** Opening Data supplied block **
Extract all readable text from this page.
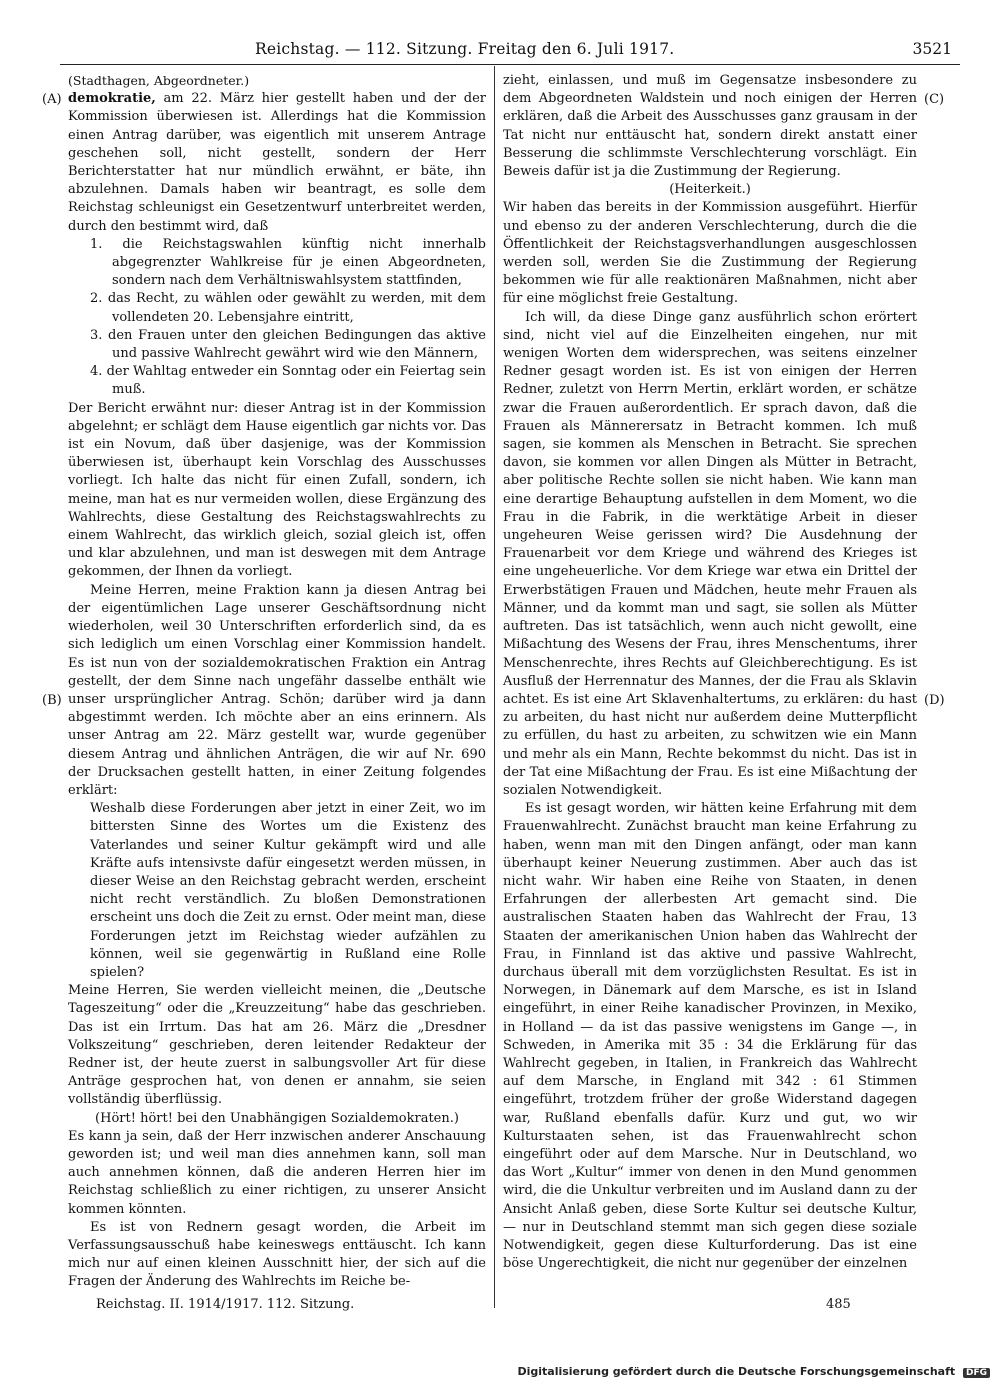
Reichstag. — 112. Sitzung. Freitag den 6. Juli 1917.	3521
(A)
(B)
(C)
(D)

(Stadthagen, Abgeordneter.)

demokratie, am 22. März hier gestellt haben und der der Kommission überwiesen ist. Allerdings hat die Kommission einen Antrag darüber, was eigentlich mit unserem Antrage geschehen soll, nicht gestellt, sondern der Herr Berichterstatter hat nur mündlich erwähnt, er bäte, ihn abzulehnen. Damals haben wir beantragt, es solle dem Reichstag schleunigst ein Gesetzentwurf unterbreitet werden, durch den bestimmt wird, daß

1. die Reichstagswahlen künftig nicht innerhalb abgegrenzter Wahlkreise für je einen Abgeordneten, sondern nach dem Verhältniswahlsystem stattfinden,

2. das Recht, zu wählen oder gewählt zu werden, mit dem vollendeten 20. Lebensjahre eintritt,

3. den Frauen unter den gleichen Bedingungen das aktive und passive Wahlrecht gewährt wird wie den Männern,

4. der Wahltag entweder ein Sonntag oder ein Feiertag sein muß.

Der Bericht erwähnt nur: dieser Antrag ist in der Kommission abgelehnt; er schlägt dem Hause eigentlich gar nichts vor. Das ist ein Novum, daß über dasjenige, was der Kommission überwiesen ist, überhaupt kein Vorschlag des Ausschusses vorliegt. Ich halte das nicht für einen Zufall, sondern, ich meine, man hat es nur vermeiden wollen, diese Ergänzung des Wahlrechts, diese Gestaltung des Reichstagswahlrechts zu einem Wahlrecht, das wirklich gleich, sozial gleich ist, offen und klar abzulehnen, und man ist deswegen mit dem Antrage gekommen, der Ihnen da vorliegt.

Meine Herren, meine Fraktion kann ja diesen Antrag bei der eigentümlichen Lage unserer Geschäftsordnung nicht wiederholen, weil 30 Unterschriften erforderlich sind, da es sich lediglich um einen Vorschlag einer Kommission handelt. Es ist nun von der sozialdemokratischen Fraktion ein Antrag gestellt, der dem Sinne nach ungefähr dasselbe enthält wie unser ursprünglicher Antrag. Schön; darüber wird ja dann abgestimmt werden. Ich möchte aber an eins erinnern. Als unser Antrag am 22. März gestellt war, wurde gegenüber diesem Antrag und ähnlichen Anträgen, die wir auf Nr. 690 der Drucksachen gestellt hatten, in einer Zeitung folgendes erklärt:

Weshalb diese Forderungen aber jetzt in einer Zeit, wo im bittersten Sinne des Wortes um die Existenz des Vaterlandes und seiner Kultur gekämpft wird und alle Kräfte aufs intensivste dafür eingesetzt werden müssen, in dieser Weise an den Reichstag gebracht werden, erscheint nicht recht verständlich. Zu bloßen Demonstrationen erscheint uns doch die Zeit zu ernst. Oder meint man, diese Forderungen jetzt im Reichstag wieder aufzählen zu können, weil sie gegenwärtig in Rußland eine Rolle spielen?

Meine Herren, Sie werden vielleicht meinen, die „Deutsche Tageszeitung“ oder die „Kreuzzeitung“ habe das geschrieben. Das ist ein Irrtum. Das hat am 26. März die „Dresdner Volkszeitung“ geschrieben, deren leitender Redakteur der Redner ist, der heute zuerst in salbungsvoller Art für diese Anträge gesprochen hat, von denen er annahm, sie seien vollständig überflüssig.

(Hört! hört! bei den Unabhängigen Sozialdemokraten.)

Es kann ja sein, daß der Herr inzwischen anderer Anschauung geworden ist; und weil man dies annehmen kann, soll man auch annehmen können, daß die anderen Herren hier im Reichstag schließlich zu einer richtigen, zu unserer Ansicht kommen könnten.

Es ist von Rednern gesagt worden, die Arbeit im Verfassungsausschuß habe keineswegs enttäuscht. Ich kann mich nur auf einen kleinen Ausschnitt hier, der sich auf die Fragen der Änderung des Wahlrechts im Reiche be-

zieht, einlassen, und muß im Gegensatze insbesondere zu dem Abgeordneten Waldstein und noch einigen der Herren erklären, daß die Arbeit des Ausschusses ganz grausam in der Tat nicht nur enttäuscht hat, sondern direkt anstatt einer Besserung die schlimmste Verschlechterung vorschlägt. Ein Beweis dafür ist ja die Zustimmung der Regierung.

(Heiterkeit.)

Wir haben das bereits in der Kommission ausgeführt. Hierfür und ebenso zu der anderen Verschlechterung, durch die die Öffentlichkeit der Reichstagsverhandlungen ausgeschlossen werden soll, werden Sie die Zustimmung der Regierung bekommen wie für alle reaktionären Maßnahmen, nicht aber für eine möglichst freie Gestaltung.

Ich will, da diese Dinge ganz ausführlich schon erörtert sind, nicht viel auf die Einzelheiten eingehen, nur mit wenigen Worten dem widersprechen, was seitens einzelner Redner gesagt worden ist. Es ist von einigen der Herren Redner, zuletzt von Herrn Mertin, erklärt worden, er schätze zwar die Frauen außerordentlich. Er sprach davon, daß die Frauen als Männerersatz in Betracht kommen. Ich muß sagen, sie kommen als Menschen in Betracht. Sie sprechen davon, sie kommen vor allen Dingen als Mütter in Betracht, aber politische Rechte sollen sie nicht haben. Wie kann man eine derartige Behauptung aufstellen in dem Moment, wo die Frau in die Fabrik, in die werktätige Arbeit in dieser ungeheuren Weise gerissen wird? Die Ausdehnung der Frauenarbeit vor dem Kriege und während des Krieges ist eine ungeheuerliche. Vor dem Kriege war etwa ein Drittel der Erwerbstätigen Frauen und Mädchen, heute mehr Frauen als Männer, und da kommt man und sagt, sie sollen als Mütter auftreten. Das ist tatsächlich, wenn auch nicht gewollt, eine Mißachtung des Wesens der Frau, ihres Menschentums, ihrer Menschenrechte, ihres Rechts auf Gleichberechtigung. Es ist Ausfluß der Herrennatur des Mannes, der die Frau als Sklavin achtet. Es ist eine Art Sklavenhaltertums, zu erklären: du hast zu arbeiten, du hast nicht nur außerdem deine Mutterpflicht zu erfüllen, du hast zu arbeiten, zu schwitzen wie ein Mann und mehr als ein Mann, Rechte bekommst du nicht. Das ist in der Tat eine Mißachtung der Frau. Es ist eine Mißachtung der sozialen Notwendigkeit.

Es ist gesagt worden, wir hätten keine Erfahrung mit dem Frauenwahlrecht. Zunächst braucht man keine Erfahrung zu haben, wenn man mit den Dingen anfängt, oder man kann überhaupt keiner Neuerung zustimmen. Aber auch das ist nicht wahr. Wir haben eine Reihe von Staaten, in denen Erfahrungen der allerbesten Art gemacht sind. Die australischen Staaten haben das Wahlrecht der Frau, 13 Staaten der amerikanischen Union haben das Wahlrecht der Frau, in Finnland ist das aktive und passive Wahlrecht, durchaus überall mit dem vorzüglichsten Resultat. Es ist in Norwegen, in Dänemark auf dem Marsche, es ist in Island eingeführt, in einer Reihe kanadischer Provinzen, in Mexiko, in Holland — da ist das passive wenigstens im Gange —, in Schweden, in Amerika mit 35 : 34 die Erklärung für das Wahlrecht gegeben, in Italien, in Frankreich das Wahlrecht auf dem Marsche, in England mit 342 : 61 Stimmen eingeführt, trotzdem früher der große Widerstand dagegen war, Rußland ebenfalls dafür. Kurz und gut, wo wir Kulturstaaten sehen, ist das Frauenwahlrecht schon eingeführt oder auf dem Marsche. Nur in Deutschland, wo das Wort „Kultur“ immer von denen in den Mund genommen wird, die die Unkultur verbreiten und im Ausland dann zu der Ansicht Anlaß geben, diese Sorte Kultur sei deutsche Kultur, — nur in Deutschland stemmt man sich gegen diese soziale Notwendigkeit, gegen diese Kulturforderung. Das ist eine böse Ungerechtigkeit, die nicht nur gegenüber der einzelnen

Reichstag. II. 1914/1917. 112. Sitzung.	485
Digitalisierung gefördert durch die Deutsche Forschungsgemeinschaft DFG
** Closing Data supplied block **
Count the lines of the records that contain the word "Sitzung". Give only the count.

### Finished task
2